Material >>
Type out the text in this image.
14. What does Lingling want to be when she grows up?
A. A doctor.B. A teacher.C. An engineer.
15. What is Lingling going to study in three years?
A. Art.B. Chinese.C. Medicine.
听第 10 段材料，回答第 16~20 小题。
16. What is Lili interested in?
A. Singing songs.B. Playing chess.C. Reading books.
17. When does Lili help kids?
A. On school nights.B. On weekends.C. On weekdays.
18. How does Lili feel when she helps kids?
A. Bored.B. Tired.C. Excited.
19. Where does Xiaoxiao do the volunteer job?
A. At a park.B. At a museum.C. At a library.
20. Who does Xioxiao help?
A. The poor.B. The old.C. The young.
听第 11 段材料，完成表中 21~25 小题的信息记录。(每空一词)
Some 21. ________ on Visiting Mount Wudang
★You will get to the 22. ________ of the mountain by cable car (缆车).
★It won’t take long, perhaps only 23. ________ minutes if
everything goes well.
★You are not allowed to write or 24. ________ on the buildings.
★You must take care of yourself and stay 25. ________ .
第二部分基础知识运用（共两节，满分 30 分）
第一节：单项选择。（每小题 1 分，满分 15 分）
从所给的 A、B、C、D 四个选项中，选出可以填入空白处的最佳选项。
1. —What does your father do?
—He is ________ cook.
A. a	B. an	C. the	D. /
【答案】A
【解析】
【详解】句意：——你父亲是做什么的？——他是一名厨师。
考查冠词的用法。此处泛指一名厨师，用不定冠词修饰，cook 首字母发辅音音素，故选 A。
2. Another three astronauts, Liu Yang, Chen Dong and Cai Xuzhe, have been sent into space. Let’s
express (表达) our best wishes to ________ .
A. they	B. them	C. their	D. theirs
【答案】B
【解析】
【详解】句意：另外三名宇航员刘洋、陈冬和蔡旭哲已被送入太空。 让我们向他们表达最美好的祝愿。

Your objective >>
Print every record exactly as it was given.

Result of this exercise >>
Type out the text in this image.
14. What does Lingling want to be when she grows up?
A. A doctor.B. A teacher.C. An engineer.
15. What is Lingling going to study in three years?
A. Art.B. Chinese.C. Medicine.
听第 10 段材料，回答第 16~20 小题。
16. What is Lili interested in?
A. Singing songs.B. Playing chess.C. Reading books.
17. When does Lili help kids?
A. On school nights.B. On weekends.C. On weekdays.
18. How does Lili feel when she helps kids?
A. Bored.B. Tired.C. Excited.
19. Where does Xiaoxiao do the volunteer job?
A. At a park.B. At a museum.C. At a library.
20. Who does Xioxiao help?
A. The poor.B. The old.C. The young.
听第 11 段材料，完成表中 21~25 小题的信息记录。(每空一词)
Some 21. ________ on Visiting Mount Wudang
★You will get to the 22. ________ of the mountain by cable car (缆车).
★It won’t take long, perhaps only 23. ________ minutes if
everything goes well.
★You are not allowed to write or 24. ________ on the buildings.
★You must take care of yourself and stay 25. ________ .
第二部分基础知识运用（共两节，满分 30 分）
第一节：单项选择。（每小题 1 分，满分 15 分）
从所给的 A、B、C、D 四个选项中，选出可以填入空白处的最佳选项。
1. —What does your father do?
—He is ________ cook.
A. a	B. an	C. the	D. /
【答案】A
【解析】
【详解】句意：——你父亲是做什么的？——他是一名厨师。
考查冠词的用法。此处泛指一名厨师，用不定冠词修饰，cook 首字母发辅音音素，故选 A。
2. Another three astronauts, Liu Yang, Chen Dong and Cai Xuzhe, have been sent into space. Let’s
express (表达) our best wishes to ________ .
A. they	B. them	C. their	D. theirs
【答案】B
【解析】
【详解】句意：另外三名宇航员刘洋、陈冬和蔡旭哲已被送入太空。 让我们向他们表达最美好的祝愿。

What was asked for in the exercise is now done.